# [What you have to do]
Extract all lines in the data that contain the word "Parse".

# [Given information]

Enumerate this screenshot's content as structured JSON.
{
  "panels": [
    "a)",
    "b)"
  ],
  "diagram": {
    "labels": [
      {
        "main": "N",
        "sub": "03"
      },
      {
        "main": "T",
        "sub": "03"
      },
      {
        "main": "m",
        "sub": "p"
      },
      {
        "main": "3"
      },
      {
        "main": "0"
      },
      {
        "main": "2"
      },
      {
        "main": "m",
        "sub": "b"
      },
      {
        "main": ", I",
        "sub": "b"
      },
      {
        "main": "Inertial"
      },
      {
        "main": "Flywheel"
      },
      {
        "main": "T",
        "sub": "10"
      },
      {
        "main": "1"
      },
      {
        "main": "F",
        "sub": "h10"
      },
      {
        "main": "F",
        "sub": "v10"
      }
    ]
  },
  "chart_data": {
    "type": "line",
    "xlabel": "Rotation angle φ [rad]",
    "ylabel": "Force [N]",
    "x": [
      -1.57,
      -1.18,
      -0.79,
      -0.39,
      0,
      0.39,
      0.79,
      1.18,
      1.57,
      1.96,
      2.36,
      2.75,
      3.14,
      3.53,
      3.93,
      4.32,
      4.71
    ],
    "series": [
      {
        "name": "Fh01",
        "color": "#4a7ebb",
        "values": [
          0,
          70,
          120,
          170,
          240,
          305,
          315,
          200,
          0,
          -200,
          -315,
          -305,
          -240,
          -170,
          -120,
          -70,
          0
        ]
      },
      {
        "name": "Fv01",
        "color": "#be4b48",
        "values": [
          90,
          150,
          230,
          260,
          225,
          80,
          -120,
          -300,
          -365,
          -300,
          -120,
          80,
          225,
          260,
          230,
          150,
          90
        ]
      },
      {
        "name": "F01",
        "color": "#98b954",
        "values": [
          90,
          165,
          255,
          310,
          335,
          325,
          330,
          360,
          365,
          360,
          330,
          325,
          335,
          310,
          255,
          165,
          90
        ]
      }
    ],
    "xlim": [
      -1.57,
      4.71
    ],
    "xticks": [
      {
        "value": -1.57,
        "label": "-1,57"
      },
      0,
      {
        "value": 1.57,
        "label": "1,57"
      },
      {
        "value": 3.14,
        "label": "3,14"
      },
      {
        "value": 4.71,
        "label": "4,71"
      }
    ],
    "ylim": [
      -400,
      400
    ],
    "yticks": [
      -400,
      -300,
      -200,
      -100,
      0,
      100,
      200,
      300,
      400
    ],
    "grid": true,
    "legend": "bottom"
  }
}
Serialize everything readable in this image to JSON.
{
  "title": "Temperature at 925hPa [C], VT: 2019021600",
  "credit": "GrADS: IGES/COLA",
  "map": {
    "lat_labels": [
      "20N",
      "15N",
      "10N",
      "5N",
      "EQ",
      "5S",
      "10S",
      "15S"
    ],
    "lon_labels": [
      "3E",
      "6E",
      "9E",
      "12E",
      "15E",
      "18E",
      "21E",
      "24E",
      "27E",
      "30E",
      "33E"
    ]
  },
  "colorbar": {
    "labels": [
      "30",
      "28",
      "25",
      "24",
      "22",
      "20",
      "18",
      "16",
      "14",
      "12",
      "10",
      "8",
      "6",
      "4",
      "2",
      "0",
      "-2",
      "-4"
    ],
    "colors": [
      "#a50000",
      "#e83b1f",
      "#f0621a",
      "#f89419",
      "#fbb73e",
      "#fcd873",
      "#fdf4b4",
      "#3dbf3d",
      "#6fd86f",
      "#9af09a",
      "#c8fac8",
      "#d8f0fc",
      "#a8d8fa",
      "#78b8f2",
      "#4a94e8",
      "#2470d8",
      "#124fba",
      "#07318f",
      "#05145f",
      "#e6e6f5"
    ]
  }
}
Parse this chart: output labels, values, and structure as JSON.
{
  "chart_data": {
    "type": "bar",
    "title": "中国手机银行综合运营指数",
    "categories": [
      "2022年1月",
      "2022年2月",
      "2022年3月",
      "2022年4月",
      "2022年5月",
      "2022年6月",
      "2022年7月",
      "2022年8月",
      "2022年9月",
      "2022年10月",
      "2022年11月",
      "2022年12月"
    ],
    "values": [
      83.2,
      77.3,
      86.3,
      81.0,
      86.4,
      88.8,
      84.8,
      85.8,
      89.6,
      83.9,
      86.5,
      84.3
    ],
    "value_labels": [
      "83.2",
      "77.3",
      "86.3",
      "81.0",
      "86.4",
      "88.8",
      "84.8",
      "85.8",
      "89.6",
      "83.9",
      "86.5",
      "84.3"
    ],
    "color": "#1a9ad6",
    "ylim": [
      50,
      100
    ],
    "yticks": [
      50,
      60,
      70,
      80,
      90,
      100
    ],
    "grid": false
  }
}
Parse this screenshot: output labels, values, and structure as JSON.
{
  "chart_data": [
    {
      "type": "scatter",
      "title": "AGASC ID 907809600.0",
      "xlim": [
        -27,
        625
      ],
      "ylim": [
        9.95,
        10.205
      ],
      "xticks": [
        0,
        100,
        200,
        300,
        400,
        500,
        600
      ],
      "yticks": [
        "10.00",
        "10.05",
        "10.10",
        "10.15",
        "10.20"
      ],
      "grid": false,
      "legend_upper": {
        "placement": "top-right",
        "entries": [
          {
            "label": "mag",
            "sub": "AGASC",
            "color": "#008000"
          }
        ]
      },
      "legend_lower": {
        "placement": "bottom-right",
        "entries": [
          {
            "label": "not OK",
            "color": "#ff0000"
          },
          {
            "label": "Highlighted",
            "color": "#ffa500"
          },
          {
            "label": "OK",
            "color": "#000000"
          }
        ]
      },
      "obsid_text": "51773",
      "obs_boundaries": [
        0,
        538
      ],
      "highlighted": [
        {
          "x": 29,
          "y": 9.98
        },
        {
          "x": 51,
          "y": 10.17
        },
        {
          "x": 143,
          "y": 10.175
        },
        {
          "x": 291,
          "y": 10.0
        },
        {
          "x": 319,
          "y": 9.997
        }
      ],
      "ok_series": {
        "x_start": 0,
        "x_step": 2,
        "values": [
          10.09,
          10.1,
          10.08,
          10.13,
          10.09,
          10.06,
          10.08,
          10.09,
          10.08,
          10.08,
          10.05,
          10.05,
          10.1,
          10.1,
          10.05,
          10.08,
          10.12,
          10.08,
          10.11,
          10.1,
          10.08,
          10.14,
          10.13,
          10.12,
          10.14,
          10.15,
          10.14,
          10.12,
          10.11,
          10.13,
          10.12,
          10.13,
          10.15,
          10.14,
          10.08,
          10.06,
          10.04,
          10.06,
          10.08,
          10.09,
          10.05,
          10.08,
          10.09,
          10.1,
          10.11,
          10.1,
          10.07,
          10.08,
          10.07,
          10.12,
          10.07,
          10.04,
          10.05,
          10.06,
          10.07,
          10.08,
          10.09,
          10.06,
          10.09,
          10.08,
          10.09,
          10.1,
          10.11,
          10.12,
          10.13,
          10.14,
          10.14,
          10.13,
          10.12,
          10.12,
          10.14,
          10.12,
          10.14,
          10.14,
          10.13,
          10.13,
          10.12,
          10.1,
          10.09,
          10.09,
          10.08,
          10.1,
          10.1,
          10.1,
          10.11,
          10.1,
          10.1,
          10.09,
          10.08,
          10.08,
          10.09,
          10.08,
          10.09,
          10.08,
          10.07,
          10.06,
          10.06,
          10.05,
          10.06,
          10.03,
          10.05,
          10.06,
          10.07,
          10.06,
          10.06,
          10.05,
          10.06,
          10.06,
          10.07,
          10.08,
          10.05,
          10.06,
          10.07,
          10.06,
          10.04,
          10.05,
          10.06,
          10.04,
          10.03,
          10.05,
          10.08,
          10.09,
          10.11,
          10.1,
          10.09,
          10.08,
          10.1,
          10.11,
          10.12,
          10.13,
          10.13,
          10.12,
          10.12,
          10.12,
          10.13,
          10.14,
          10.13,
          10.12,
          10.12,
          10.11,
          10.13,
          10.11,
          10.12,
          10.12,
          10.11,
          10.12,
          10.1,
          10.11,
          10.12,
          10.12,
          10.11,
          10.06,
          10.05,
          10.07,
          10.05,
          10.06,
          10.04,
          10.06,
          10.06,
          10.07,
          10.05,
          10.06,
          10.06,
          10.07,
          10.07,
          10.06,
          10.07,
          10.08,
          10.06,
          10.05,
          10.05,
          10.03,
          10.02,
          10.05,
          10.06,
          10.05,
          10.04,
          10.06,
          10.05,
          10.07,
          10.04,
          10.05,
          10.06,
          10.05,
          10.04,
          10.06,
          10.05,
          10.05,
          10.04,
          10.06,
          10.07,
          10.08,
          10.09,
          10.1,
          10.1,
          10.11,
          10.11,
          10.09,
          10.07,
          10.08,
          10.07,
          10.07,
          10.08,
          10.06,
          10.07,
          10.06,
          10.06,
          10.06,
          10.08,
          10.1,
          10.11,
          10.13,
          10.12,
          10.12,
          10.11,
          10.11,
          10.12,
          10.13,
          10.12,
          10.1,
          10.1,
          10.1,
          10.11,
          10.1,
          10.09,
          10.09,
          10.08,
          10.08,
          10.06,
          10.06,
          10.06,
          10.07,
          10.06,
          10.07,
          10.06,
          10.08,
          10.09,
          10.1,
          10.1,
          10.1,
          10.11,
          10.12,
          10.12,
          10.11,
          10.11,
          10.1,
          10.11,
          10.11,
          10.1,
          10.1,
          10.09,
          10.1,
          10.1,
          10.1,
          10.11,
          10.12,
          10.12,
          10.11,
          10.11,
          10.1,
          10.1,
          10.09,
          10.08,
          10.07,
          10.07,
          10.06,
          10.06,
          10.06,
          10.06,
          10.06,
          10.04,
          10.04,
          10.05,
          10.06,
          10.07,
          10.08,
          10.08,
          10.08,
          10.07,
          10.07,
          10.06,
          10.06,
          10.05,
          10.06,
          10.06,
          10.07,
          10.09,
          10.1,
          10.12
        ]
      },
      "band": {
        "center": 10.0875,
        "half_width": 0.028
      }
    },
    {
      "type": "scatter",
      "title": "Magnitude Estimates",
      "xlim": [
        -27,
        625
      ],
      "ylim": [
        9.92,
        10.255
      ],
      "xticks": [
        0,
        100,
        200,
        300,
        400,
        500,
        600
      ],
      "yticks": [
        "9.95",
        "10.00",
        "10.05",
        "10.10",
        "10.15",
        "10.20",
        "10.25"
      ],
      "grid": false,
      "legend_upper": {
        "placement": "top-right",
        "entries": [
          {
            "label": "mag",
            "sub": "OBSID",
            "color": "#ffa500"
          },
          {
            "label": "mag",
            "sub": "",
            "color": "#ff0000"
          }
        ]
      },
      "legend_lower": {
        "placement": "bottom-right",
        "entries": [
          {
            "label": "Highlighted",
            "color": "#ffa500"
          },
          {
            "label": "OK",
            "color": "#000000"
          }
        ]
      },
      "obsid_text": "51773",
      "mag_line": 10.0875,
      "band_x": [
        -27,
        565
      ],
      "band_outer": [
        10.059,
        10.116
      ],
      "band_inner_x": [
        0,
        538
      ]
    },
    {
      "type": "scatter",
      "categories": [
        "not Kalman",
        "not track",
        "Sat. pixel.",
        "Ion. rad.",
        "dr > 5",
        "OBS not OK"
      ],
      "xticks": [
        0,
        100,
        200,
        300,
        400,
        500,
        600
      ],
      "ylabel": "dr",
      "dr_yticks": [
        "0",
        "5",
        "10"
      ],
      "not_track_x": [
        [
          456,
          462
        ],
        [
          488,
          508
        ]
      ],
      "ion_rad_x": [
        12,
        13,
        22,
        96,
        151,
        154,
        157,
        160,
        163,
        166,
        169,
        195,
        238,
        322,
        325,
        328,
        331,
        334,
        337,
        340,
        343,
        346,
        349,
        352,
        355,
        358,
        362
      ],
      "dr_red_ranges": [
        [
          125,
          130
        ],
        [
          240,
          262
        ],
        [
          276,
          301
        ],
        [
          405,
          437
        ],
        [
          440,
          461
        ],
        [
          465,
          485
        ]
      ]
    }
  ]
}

# [Response to the exercise]
Parse this chart: output labels, values, and structure as JSON.
Parse this screenshot: output labels, values, and structure as JSON.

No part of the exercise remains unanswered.